### Job
Below is a block of records: output all of them exactly and leave out the pictures.

### Listed records

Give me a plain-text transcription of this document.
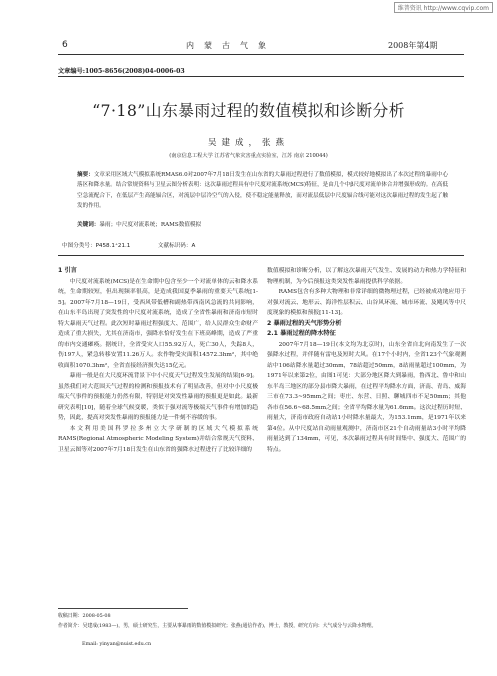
维普资讯 http://www.cqvip.com
6	内蒙古气象	2008年第4期
文章编号:1005-8656(2008)04-0006-03
“7·18”山东暴雨过程的数值模拟和诊断分析
吴建成，张燕
(南京信息工程大学 江苏省气象灾害重点实验室，江苏 南京 210044)
摘要：文章采用区域大气模拟系统RMAS6.0对2007年7月18日发生在山东省的大暴雨过程进行了数值模拟，模式较好地模拟出了本次过程的暴雨中心落区和降水量。结合常规资料与卫星云图分析表明：这次暴雨过程具有中尺度对流系统(MCS)特征，是由几个中β尺度对流单体合并增强形成的。在高低空急流配合下，在低层产生高能辐合区，对流层中层冷空气的入侵，使不稳定能量释放，而对流层低层中尺度辐合线可能对这次暴雨过程的发生起了触发的作用。
关键词：暴雨；中尺度对流系统；RAMS数值模拟
中图分类号：P458.1⁺21.1	文献标识码：A

1 引言

中尺度对流系统(MCS)是在生命期中包含至少一个对流单体的云和降水系统，生命期较短，但出现频率很高，是造成我国夏季暴雨的重要天气系统[1-5]。2007年7月18—19日，受西风带低槽和副热带西南风急流的共同影响，在山东半岛出现了突发性的中尺度对流系统，造成了全省性暴雨和济南市短时特大暴雨天气过程。此次短时暴雨过程强度大、范围广，给人民群众生命财产造成了重大损失，尤其在济南市，强降水恰好发生在下班高峰期，造成了严重的市内交通瘫痪。据统计，全省受灾人口55.92万人，死亡30人，失踪8人，伤197人，紧急转移安置11.26万人。农作物受灾面积14572.3hm²，其中绝收面积1070.3hm²，全省直接经济损失达15亿元。

暴雨一般是在大尺度环流背景下中小尺度天气过程发生发展的结果[6-9]。虽然我们对大范围天气过程的检测和预报技术有了明显改善，但对中小尺度极端天气事件的预报能力仍然有限，特别是对突发性暴雨的预报更是如此。最新研究表明[10]，随着全球气候变暖，类似于强对流等极端天气事件有增加的趋势，因此，提高对突发性暴雨的预报能力是一件刻不容缓的事。

本文利用美国科罗拉多州立大学研制的区域大气模拟系统RAMS(Regional Atmospheric Modeling System)并结合常规天气资料、卫星云图等对2007年7月18日发生在山东省的强降水过程进行了比较详细的

数值模拟和诊断分析，以了解这次暴雨天气发生、发展的动力和热力学特征和物理机制，为今后预报这类突发性暴雨提供科学依据。

RAMS包含有多种大物理和非常详细的微物理过程，已经被成功地应用于对强对流云、地形云、海洋性层积云、山谷风环流、城市环流、及飓风等中尺度现象的模拟和预报[11-13]。

2 暴雨过程的天气形势分析

2.1 暴雨过程的降水特征

2007年7月18—19日(本文均为北京时)，山东全省自北向南发生了一次强降水过程，并伴随有雷电及短时大风。在17个小时内，全省123个气象观测站中106站降水量超过30mm，78站超过50mm，8站雨量超过100mm，为1971年以来第2位，由图1可见：大部分地区降大到暴雨，鲁西北、鲁中和山东半岛三地区的部分县市降大暴雨，在过程平均降水方面，济南、青岛、威海三市在73.3~95mm之间；枣庄、东营、日照、聊城四市不足50mm；其他各市在56.6~68.5mm之间；全省平均降水量为61.6mm。这次过程历时短、雨量大，济南市政府自动站1小时降水量最大，为153.1mm，是1971年以来第4位。从中尺度站自动雨量观测中，济南市区21个自动雨量站3小时平均降雨量达到了134mm，可见，本次暴雨过程具有时间集中、强度大、范围广的特点。

收稿日期：2008-05-08
作者简介：吴建成(1983—)，男，硕士研究生，主要从事暴雨的数值模拟研究；张燕(通信作者)，博士，教授，研究方向：大气成分与云降水物理。
Email: yinyan@nuist.edu.cn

### Solution to the exercise
Give me a plain-text transcription of this document.
维普资讯 http://www.cqvip.com
6	内蒙古气象	2008年第4期
文章编号:1005-8656(2008)04-0006-03
“7·18”山东暴雨过程的数值模拟和诊断分析
吴建成，张燕
(南京信息工程大学 江苏省气象灾害重点实验室，江苏 南京 210044)
摘要：文章采用区域大气模拟系统RMAS6.0对2007年7月18日发生在山东省的大暴雨过程进行了数值模拟，模式较好地模拟出了本次过程的暴雨中心落区和降水量。结合常规资料与卫星云图分析表明：这次暴雨过程具有中尺度对流系统(MCS)特征，是由几个中β尺度对流单体合并增强形成的。在高低空急流配合下，在低层产生高能辐合区，对流层中层冷空气的入侵，使不稳定能量释放，而对流层低层中尺度辐合线可能对这次暴雨过程的发生起了触发的作用。
关键词：暴雨；中尺度对流系统；RAMS数值模拟
中图分类号：P458.1⁺21.1	文献标识码：A

1 引言

中尺度对流系统(MCS)是在生命期中包含至少一个对流单体的云和降水系统，生命期较短，但出现频率很高，是造成我国夏季暴雨的重要天气系统[1-5]。2007年7月18—19日，受西风带低槽和副热带西南风急流的共同影响，在山东半岛出现了突发性的中尺度对流系统，造成了全省性暴雨和济南市短时特大暴雨天气过程。此次短时暴雨过程强度大、范围广，给人民群众生命财产造成了重大损失，尤其在济南市，强降水恰好发生在下班高峰期，造成了严重的市内交通瘫痪。据统计，全省受灾人口55.92万人，死亡30人，失踪8人，伤197人，紧急转移安置11.26万人。农作物受灾面积14572.3hm²，其中绝收面积1070.3hm²，全省直接经济损失达15亿元。

暴雨一般是在大尺度环流背景下中小尺度天气过程发生发展的结果[6-9]。虽然我们对大范围天气过程的检测和预报技术有了明显改善，但对中小尺度极端天气事件的预报能力仍然有限，特别是对突发性暴雨的预报更是如此。最新研究表明[10]，随着全球气候变暖，类似于强对流等极端天气事件有增加的趋势，因此，提高对突发性暴雨的预报能力是一件刻不容缓的事。

本文利用美国科罗拉多州立大学研制的区域大气模拟系统RAMS(Regional Atmospheric Modeling System)并结合常规天气资料、卫星云图等对2007年7月18日发生在山东省的强降水过程进行了比较详细的

数值模拟和诊断分析，以了解这次暴雨天气发生、发展的动力和热力学特征和物理机制，为今后预报这类突发性暴雨提供科学依据。

RAMS包含有多种大物理和非常详细的微物理过程，已经被成功地应用于对强对流云、地形云、海洋性层积云、山谷风环流、城市环流、及飓风等中尺度现象的模拟和预报[11-13]。

2 暴雨过程的天气形势分析

2.1 暴雨过程的降水特征

2007年7月18—19日(本文均为北京时)，山东全省自北向南发生了一次强降水过程，并伴随有雷电及短时大风。在17个小时内，全省123个气象观测站中106站降水量超过30mm，78站超过50mm，8站雨量超过100mm，为1971年以来第2位，由图1可见：大部分地区降大到暴雨，鲁西北、鲁中和山东半岛三地区的部分县市降大暴雨，在过程平均降水方面，济南、青岛、威海三市在73.3~95mm之间；枣庄、东营、日照、聊城四市不足50mm；其他各市在56.6~68.5mm之间；全省平均降水量为61.6mm。这次过程历时短、雨量大，济南市政府自动站1小时降水量最大，为153.1mm，是1971年以来第4位。从中尺度站自动雨量观测中，济南市区21个自动雨量站3小时平均降雨量达到了134mm，可见，本次暴雨过程具有时间集中、强度大、范围广的特点。

收稿日期：2008-05-08
作者简介：吴建成(1983—)，男，硕士研究生，主要从事暴雨的数值模拟研究；张燕(通信作者)，博士，教授，研究方向：大气成分与云降水物理。
Email: yinyan@nuist.edu.cn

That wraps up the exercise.